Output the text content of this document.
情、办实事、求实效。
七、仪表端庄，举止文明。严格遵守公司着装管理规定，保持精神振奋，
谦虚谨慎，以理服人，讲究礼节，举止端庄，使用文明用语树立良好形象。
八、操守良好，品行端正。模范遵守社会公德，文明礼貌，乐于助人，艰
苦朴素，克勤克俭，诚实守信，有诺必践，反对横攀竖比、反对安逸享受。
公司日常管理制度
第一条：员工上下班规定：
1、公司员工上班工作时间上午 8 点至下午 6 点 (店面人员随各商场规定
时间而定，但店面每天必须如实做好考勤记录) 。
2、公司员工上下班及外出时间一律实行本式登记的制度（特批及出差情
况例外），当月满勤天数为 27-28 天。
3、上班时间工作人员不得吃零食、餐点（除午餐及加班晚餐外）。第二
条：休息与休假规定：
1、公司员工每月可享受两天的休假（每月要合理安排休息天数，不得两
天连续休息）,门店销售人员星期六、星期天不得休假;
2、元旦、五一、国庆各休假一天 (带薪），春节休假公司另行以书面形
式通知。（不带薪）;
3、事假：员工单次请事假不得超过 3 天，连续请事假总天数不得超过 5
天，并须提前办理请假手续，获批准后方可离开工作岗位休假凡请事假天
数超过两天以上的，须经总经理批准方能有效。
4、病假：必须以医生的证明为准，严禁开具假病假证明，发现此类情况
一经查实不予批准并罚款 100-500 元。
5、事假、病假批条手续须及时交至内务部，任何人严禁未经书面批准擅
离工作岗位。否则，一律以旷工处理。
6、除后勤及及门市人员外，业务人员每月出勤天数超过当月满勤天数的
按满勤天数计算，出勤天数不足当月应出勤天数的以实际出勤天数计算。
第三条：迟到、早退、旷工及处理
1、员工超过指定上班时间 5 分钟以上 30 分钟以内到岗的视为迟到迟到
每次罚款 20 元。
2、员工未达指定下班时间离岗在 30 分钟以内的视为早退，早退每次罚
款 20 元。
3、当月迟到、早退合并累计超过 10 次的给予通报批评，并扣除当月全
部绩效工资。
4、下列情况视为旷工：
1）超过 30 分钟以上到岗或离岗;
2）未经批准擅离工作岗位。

» Task description
Write out all records exactly, keeping every detail.

» Task solution
Output the text content of this document.
情、办实事、求实效。
七、仪表端庄，举止文明。严格遵守公司着装管理规定，保持精神振奋，
谦虚谨慎，以理服人，讲究礼节，举止端庄，使用文明用语树立良好形象。
八、操守良好，品行端正。模范遵守社会公德，文明礼貌，乐于助人，艰
苦朴素，克勤克俭，诚实守信，有诺必践，反对横攀竖比、反对安逸享受。
公司日常管理制度
第一条：员工上下班规定：
1、公司员工上班工作时间上午 8 点至下午 6 点 (店面人员随各商场规定
时间而定，但店面每天必须如实做好考勤记录) 。
2、公司员工上下班及外出时间一律实行本式登记的制度（特批及出差情
况例外），当月满勤天数为 27-28 天。
3、上班时间工作人员不得吃零食、餐点（除午餐及加班晚餐外）。第二
条：休息与休假规定：
1、公司员工每月可享受两天的休假（每月要合理安排休息天数，不得两
天连续休息）,门店销售人员星期六、星期天不得休假;
2、元旦、五一、国庆各休假一天 (带薪），春节休假公司另行以书面形
式通知。（不带薪）;
3、事假：员工单次请事假不得超过 3 天，连续请事假总天数不得超过 5
天，并须提前办理请假手续，获批准后方可离开工作岗位休假凡请事假天
数超过两天以上的，须经总经理批准方能有效。
4、病假：必须以医生的证明为准，严禁开具假病假证明，发现此类情况
一经查实不予批准并罚款 100-500 元。
5、事假、病假批条手续须及时交至内务部，任何人严禁未经书面批准擅
离工作岗位。否则，一律以旷工处理。
6、除后勤及及门市人员外，业务人员每月出勤天数超过当月满勤天数的
按满勤天数计算，出勤天数不足当月应出勤天数的以实际出勤天数计算。
第三条：迟到、早退、旷工及处理
1、员工超过指定上班时间 5 分钟以上 30 分钟以内到岗的视为迟到迟到
每次罚款 20 元。
2、员工未达指定下班时间离岗在 30 分钟以内的视为早退，早退每次罚
款 20 元。
3、当月迟到、早退合并累计超过 10 次的给予通报批评，并扣除当月全
部绩效工资。
4、下列情况视为旷工：
1）超过 30 分钟以上到岗或离岗;
2）未经批准擅离工作岗位。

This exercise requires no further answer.